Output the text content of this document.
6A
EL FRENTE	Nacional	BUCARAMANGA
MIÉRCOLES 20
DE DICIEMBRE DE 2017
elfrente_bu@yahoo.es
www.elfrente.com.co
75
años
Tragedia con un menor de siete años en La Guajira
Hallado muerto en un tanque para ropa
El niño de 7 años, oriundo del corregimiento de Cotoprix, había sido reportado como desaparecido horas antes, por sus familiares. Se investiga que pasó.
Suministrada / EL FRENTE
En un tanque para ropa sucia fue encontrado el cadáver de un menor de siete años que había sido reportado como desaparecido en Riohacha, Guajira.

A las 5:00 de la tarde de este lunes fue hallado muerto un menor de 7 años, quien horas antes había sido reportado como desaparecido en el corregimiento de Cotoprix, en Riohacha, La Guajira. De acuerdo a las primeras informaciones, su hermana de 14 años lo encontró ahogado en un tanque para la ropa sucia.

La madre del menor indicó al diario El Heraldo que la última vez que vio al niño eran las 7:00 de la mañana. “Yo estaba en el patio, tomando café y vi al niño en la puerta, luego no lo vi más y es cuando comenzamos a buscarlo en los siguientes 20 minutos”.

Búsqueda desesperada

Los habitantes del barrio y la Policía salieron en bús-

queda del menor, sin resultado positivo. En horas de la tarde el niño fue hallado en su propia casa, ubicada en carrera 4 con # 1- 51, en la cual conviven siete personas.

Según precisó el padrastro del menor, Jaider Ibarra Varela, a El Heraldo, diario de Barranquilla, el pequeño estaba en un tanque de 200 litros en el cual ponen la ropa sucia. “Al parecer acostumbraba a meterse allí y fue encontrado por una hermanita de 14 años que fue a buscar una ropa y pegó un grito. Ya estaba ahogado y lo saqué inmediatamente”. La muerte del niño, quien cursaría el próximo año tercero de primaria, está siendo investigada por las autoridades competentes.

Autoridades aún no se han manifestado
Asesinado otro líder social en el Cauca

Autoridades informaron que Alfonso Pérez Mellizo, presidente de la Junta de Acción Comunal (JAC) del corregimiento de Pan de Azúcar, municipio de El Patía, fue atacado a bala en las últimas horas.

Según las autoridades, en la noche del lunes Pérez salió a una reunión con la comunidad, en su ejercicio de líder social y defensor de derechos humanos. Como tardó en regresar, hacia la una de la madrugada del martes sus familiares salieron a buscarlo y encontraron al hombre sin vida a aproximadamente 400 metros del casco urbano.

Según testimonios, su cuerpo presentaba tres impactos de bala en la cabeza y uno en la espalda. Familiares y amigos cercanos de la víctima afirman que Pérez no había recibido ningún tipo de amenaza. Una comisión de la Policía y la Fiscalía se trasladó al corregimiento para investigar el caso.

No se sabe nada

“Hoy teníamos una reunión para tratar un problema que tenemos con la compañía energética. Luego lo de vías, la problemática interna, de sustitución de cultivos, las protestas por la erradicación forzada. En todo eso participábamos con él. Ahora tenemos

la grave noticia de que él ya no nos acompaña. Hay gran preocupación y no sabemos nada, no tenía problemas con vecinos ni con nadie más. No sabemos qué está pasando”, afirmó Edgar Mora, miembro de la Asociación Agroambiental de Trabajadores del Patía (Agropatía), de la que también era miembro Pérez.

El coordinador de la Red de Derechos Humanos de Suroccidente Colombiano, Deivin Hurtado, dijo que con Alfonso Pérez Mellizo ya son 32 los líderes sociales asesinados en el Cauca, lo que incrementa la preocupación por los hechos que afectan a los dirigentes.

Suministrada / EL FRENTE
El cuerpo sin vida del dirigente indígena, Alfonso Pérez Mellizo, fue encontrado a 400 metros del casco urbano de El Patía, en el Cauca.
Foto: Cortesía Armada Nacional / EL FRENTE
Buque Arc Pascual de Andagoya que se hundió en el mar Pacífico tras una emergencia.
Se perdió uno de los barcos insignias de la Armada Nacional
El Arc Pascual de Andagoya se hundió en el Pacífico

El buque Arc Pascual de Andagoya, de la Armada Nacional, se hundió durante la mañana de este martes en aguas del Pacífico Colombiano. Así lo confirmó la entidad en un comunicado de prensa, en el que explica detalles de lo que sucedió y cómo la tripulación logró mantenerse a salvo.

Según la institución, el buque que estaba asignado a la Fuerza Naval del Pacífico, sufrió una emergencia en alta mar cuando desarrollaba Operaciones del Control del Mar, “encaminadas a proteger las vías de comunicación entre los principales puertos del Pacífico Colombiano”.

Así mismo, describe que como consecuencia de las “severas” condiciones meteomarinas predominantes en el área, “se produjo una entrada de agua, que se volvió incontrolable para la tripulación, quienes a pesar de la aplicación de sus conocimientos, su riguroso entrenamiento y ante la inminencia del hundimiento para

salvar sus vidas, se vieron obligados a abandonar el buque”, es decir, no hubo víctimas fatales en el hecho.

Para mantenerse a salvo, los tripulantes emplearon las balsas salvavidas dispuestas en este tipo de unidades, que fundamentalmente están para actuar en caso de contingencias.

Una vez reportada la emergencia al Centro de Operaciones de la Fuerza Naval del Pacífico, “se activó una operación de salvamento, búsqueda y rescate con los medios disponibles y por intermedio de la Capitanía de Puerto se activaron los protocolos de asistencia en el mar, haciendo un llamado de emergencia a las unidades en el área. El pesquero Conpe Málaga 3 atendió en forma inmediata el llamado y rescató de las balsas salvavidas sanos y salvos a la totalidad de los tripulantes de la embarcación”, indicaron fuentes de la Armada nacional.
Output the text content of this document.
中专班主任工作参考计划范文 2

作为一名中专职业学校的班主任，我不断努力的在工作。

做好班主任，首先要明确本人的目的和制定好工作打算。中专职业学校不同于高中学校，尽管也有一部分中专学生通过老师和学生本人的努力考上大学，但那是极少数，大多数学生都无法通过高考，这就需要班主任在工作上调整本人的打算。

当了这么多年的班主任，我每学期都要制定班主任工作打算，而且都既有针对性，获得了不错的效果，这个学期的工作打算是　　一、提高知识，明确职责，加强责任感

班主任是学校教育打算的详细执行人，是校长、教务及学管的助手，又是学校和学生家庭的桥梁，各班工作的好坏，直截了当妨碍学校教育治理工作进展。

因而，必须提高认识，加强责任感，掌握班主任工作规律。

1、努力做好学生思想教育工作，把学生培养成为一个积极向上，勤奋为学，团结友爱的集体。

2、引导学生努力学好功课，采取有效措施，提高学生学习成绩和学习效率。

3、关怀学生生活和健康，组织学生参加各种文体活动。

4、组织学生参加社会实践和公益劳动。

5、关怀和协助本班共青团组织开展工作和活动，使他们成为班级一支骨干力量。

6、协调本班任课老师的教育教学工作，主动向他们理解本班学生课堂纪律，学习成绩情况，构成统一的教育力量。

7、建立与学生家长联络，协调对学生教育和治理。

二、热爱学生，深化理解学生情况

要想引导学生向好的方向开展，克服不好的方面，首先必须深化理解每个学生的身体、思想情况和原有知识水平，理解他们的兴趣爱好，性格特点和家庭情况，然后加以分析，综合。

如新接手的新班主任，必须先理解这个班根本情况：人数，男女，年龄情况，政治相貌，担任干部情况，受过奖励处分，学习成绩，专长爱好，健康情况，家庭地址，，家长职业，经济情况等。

-------------------------

List every line from the entries above in which "Andagoya" appears.

RESULT FOR THIS EXERCISE -
Buque Arc Pascual de Andagoya que se hundió en el mar Pacífico tras una emergencia.
El Arc Pascual de Andagoya se hundió en el Pacífico
El buque Arc Pascual de Andagoya, de la Armada Nacional, se hundió durante la mañana de este martes en aguas del Pacífico Colombiano. Así lo confirmó la entidad en un comunicado de prensa, en el que explica detalles de lo que sucedió y cómo la tripulación logró mantenerse a salvo.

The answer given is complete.